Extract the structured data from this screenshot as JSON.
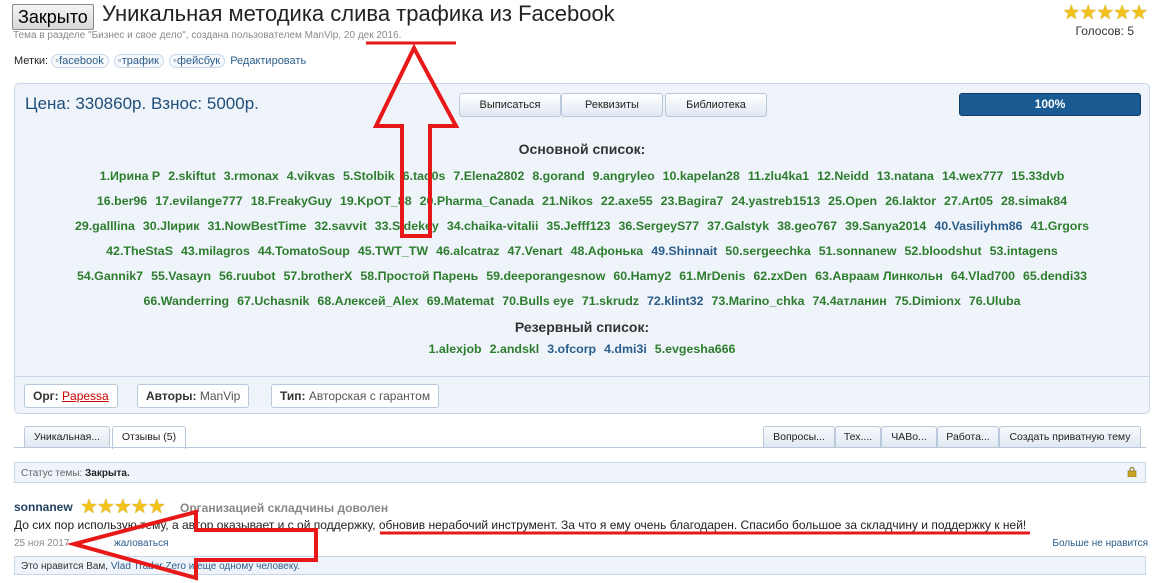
{
  "header": {
    "closed_button": "Закрыто",
    "title": "Уникальная методика слива трафика из Facebook",
    "subtitle": "Тема в разделе \"Бизнес и свое дело\", создана пользователем ManVip, 20 дек 2016.",
    "stars": "★★★★★",
    "votes": "Голосов: 5"
  },
  "tags": {
    "label": "Метки:",
    "items": [
      "facebook",
      "трафик",
      "фейсбук"
    ],
    "edit": "Редактировать"
  },
  "panel": {
    "price": "Цена: 330860р.   Взнос: 5000р.",
    "buttons": [
      "Выписаться",
      "Реквизиты",
      "Библиотека"
    ],
    "progress_label": "100%",
    "progress_value": 100,
    "main_list_title": "Основной список:",
    "main_list": [
      [
        "1.Ирина Р",
        "2.skiftut",
        "3.rmonax",
        "4.vikvas",
        "5.Stolbik",
        "6.tad0s",
        "7.Elena2802",
        "8.gorand",
        "9.angryleo",
        "10.kapelan28",
        "11.zlu4ka1",
        "12.Neidd",
        "13.natana",
        "14.wex777",
        "15.33dvb"
      ],
      [
        "16.ber96",
        "17.evilange777",
        "18.FreakyGuy",
        "19.KpOT_88",
        "20.Pharma_Canada",
        "21.Nikos",
        "22.axe55",
        "23.Bagira7",
        "24.yastreb1513",
        "25.Open",
        "26.laktor",
        "27.Art05",
        "28.simak84"
      ],
      [
        "29.galllina",
        "30.Jlирик",
        "31.NowBestTime",
        "32.savvit",
        "33.Sidekey",
        "34.chaika-vitalii",
        "35.Jefff123",
        "36.SergeyS77",
        "37.Galstyk",
        "38.geo767",
        "39.Sanya2014",
        "40.Vasiliyhm86",
        "41.Grgors"
      ],
      [
        "42.TheStaS",
        "43.milagros",
        "44.TomatoSoup",
        "45.TWT_TW",
        "46.alcatraz",
        "47.Venart",
        "48.Афонька",
        "49.Shinnait",
        "50.sergeechka",
        "51.sonnanew",
        "52.bloodshut",
        "53.intagens"
      ],
      [
        "54.Gannik7",
        "55.Vasayn",
        "56.ruubot",
        "57.brotherX",
        "58.Простой Парень",
        "59.deeporangesnow",
        "60.Hamy2",
        "61.MrDenis",
        "62.zxDen",
        "63.Авраам Линкольн",
        "64.Vlad700",
        "65.dendi33"
      ],
      [
        "66.Wanderring",
        "67.Uchasnik",
        "68.Алексей_Alex",
        "69.Matemat",
        "70.Bulls eye",
        "71.skrudz",
        "72.klint32",
        "73.Marino_chka",
        "74.4атланин",
        "75.Dimionx",
        "76.Uluba"
      ]
    ],
    "reserve_title": "Резервный список:",
    "reserve_list": [
      "1.alexjob",
      "2.andskl",
      "3.ofcorp",
      "4.dmi3i",
      "5.evgesha666"
    ]
  },
  "meta": {
    "org_label": "Орг:",
    "org_value": "Papessa",
    "authors_label": "Авторы:",
    "authors_value": "ManVip",
    "type_label": "Тип:",
    "type_value": "Авторская с гарантом"
  },
  "tabs": {
    "left": [
      "Уникальная...",
      "Отзывы (5)"
    ],
    "right": [
      "Вопросы...",
      "Тех....",
      "ЧАВо...",
      "Работа...",
      "Создать приватную тему"
    ]
  },
  "status": {
    "label": "Статус темы:",
    "value": "Закрыта."
  },
  "post": {
    "author": "sonnanew",
    "stars": "★★★★★",
    "title": "Организацией складчины доволен",
    "body": "До сих пор использую тему, а автор оказывает и с ой поддержку, обновив нерабочий инструмент. За что я ему очень благодарен. Спасибо большое за складчину и поддержку к ней!",
    "date": "25 ноя 2017",
    "report": "жаловаться",
    "unlike": "Больше не нравится"
  },
  "likes": {
    "prefix": "Это нравится Вам,",
    "users": "Vlad",
    "tail": "Trader Zero и еще одному человеку."
  },
  "colors": {
    "annotation_red": "#e81818",
    "progress_blue": "#1a5b93",
    "member_green": "#2e7d2e",
    "link_blue": "#2b5d8a"
  }
}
----
Given task: Return the number of lines that include the word "тему", and nothing else.

Exercise output: 2